◆ **Written exercise**:
Find each line containing the string "name" and return it.

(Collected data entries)
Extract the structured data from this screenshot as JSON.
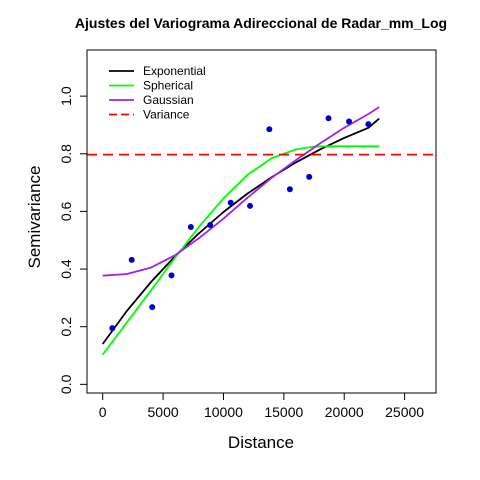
{
  "chart_data": {
    "type": "scatter",
    "title": "Ajustes del Variograma Adireccional de Radar_mm_Log",
    "xlabel": "Distance",
    "ylabel": "Semivariance",
    "xlim": [
      -1300,
      27600
    ],
    "ylim": [
      -0.03,
      1.16
    ],
    "x_ticks": [
      0,
      5000,
      10000,
      15000,
      20000,
      25000
    ],
    "y_ticks": [
      0.0,
      0.2,
      0.4,
      0.6,
      0.8,
      1.0
    ],
    "x_tick_labels": [
      "0",
      "5000",
      "10000",
      "15000",
      "20000",
      "25000"
    ],
    "y_tick_labels": [
      "0.0",
      "0.2",
      "0.4",
      "0.6",
      "0.8",
      "1.0"
    ],
    "grid": false,
    "legend_position": "top-left",
    "points": {
      "color": "#0000CD",
      "x": [
        800,
        2400,
        4100,
        5700,
        7300,
        8900,
        10600,
        12200,
        13800,
        15500,
        17100,
        18700,
        20400,
        22000
      ],
      "y": [
        0.195,
        0.432,
        0.268,
        0.378,
        0.546,
        0.553,
        0.63,
        0.619,
        0.885,
        0.677,
        0.72,
        0.923,
        0.912,
        0.903
      ]
    },
    "series": [
      {
        "name": "Exponential",
        "color": "#000000",
        "x": [
          0,
          2000,
          4000,
          6000,
          8000,
          10000,
          12000,
          14000,
          16000,
          18000,
          20000,
          22000,
          22900
        ],
        "y": [
          0.14,
          0.255,
          0.355,
          0.445,
          0.525,
          0.598,
          0.662,
          0.719,
          0.77,
          0.815,
          0.855,
          0.89,
          0.922
        ]
      },
      {
        "name": "Spherical",
        "color": "#00FF00",
        "x": [
          0,
          2000,
          4000,
          6000,
          8000,
          10000,
          12000,
          14000,
          16000,
          17500,
          18500,
          20000,
          22000,
          22900
        ],
        "y": [
          0.103,
          0.215,
          0.326,
          0.44,
          0.548,
          0.645,
          0.727,
          0.785,
          0.815,
          0.825,
          0.826,
          0.826,
          0.826,
          0.826
        ]
      },
      {
        "name": "Gaussian",
        "color": "#A020F0",
        "x": [
          0,
          2000,
          4000,
          6000,
          8000,
          10000,
          12000,
          14000,
          16000,
          18000,
          20000,
          22000,
          22900
        ],
        "y": [
          0.377,
          0.383,
          0.405,
          0.448,
          0.508,
          0.575,
          0.648,
          0.717,
          0.778,
          0.836,
          0.89,
          0.938,
          0.962
        ]
      }
    ],
    "variance": {
      "name": "Variance",
      "color": "#FF0000",
      "y": 0.797
    },
    "legend": [
      "Exponential",
      "Spherical",
      "Gaussian",
      "Variance"
    ]
  }
}
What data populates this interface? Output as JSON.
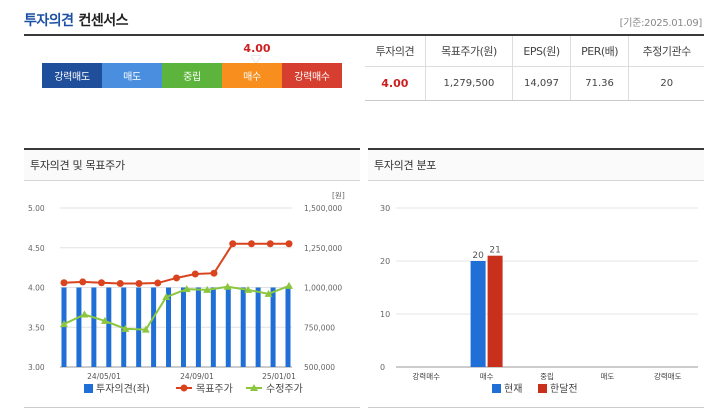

◆ **Final result**:
        "name": "Exponential",
        "name": "Spherical",
        "name": "Gaussian",
      "name": "Variance",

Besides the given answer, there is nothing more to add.